**Request**
Each line that contains the word "brackets" counts once; give the total for the records below and nothing else.

===== Data provided =====

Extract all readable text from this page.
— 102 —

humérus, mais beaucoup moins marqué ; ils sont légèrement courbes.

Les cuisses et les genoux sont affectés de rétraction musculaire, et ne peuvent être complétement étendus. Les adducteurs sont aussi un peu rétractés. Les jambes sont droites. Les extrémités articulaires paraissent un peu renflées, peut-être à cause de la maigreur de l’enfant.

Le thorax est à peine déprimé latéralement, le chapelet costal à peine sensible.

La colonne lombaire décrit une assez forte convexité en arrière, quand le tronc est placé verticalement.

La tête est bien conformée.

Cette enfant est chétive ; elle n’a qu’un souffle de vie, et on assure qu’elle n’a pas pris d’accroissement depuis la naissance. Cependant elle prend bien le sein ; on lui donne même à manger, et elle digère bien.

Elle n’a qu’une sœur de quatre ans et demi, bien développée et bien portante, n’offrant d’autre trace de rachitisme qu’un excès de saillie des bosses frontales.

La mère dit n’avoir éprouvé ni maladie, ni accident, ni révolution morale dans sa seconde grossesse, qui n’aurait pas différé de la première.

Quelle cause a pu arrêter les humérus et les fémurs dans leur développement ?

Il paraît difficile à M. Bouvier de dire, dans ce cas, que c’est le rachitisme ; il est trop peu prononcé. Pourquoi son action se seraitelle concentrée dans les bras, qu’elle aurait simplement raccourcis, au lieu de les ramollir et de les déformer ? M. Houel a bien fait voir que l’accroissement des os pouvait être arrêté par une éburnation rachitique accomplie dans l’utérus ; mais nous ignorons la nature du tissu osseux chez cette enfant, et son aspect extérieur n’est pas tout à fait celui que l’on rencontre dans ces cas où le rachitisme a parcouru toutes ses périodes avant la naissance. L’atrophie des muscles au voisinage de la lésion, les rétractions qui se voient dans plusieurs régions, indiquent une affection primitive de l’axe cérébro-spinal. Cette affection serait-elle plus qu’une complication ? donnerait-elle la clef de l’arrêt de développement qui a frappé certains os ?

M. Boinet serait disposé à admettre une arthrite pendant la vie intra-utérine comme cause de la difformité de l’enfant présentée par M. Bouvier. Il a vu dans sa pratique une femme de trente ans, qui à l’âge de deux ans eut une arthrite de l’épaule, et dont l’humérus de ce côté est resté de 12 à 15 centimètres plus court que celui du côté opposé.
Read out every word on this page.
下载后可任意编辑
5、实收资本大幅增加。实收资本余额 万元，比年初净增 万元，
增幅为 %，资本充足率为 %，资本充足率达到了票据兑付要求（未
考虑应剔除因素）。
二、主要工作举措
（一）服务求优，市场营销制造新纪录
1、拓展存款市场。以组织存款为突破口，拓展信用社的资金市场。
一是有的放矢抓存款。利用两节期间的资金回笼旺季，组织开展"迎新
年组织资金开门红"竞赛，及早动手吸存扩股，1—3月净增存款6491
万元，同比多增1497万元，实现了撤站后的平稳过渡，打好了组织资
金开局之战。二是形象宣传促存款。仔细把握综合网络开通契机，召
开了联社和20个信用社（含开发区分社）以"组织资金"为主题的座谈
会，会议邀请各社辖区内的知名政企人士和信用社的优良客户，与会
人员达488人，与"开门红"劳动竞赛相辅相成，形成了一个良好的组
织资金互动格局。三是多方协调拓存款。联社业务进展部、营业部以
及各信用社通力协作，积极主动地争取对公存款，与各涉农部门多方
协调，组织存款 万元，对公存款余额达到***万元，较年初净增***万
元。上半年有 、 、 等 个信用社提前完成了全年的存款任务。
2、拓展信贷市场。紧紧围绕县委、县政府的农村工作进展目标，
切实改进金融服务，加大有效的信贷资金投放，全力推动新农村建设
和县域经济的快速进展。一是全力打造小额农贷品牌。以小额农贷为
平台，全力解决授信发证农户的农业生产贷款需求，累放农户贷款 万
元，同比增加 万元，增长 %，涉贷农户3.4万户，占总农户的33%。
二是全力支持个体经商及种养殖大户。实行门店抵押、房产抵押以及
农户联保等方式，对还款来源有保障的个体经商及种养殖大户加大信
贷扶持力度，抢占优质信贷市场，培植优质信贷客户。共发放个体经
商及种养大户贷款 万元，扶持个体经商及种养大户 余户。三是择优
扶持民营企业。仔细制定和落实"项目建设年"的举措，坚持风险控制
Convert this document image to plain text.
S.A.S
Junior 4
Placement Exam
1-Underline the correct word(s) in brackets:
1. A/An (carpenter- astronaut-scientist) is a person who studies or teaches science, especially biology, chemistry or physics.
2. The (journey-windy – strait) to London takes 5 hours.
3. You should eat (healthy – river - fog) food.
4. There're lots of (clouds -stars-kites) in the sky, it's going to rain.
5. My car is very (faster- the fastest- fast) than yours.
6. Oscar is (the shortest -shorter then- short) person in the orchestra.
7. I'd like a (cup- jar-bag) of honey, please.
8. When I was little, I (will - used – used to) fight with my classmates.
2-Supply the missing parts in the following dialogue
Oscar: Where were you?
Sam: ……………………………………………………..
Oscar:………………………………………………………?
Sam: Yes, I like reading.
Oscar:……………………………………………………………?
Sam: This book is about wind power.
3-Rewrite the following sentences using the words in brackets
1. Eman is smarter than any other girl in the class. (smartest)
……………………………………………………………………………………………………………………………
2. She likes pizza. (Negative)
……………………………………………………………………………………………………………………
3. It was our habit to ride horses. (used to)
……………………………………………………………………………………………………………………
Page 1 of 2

=====

**The completed task**
2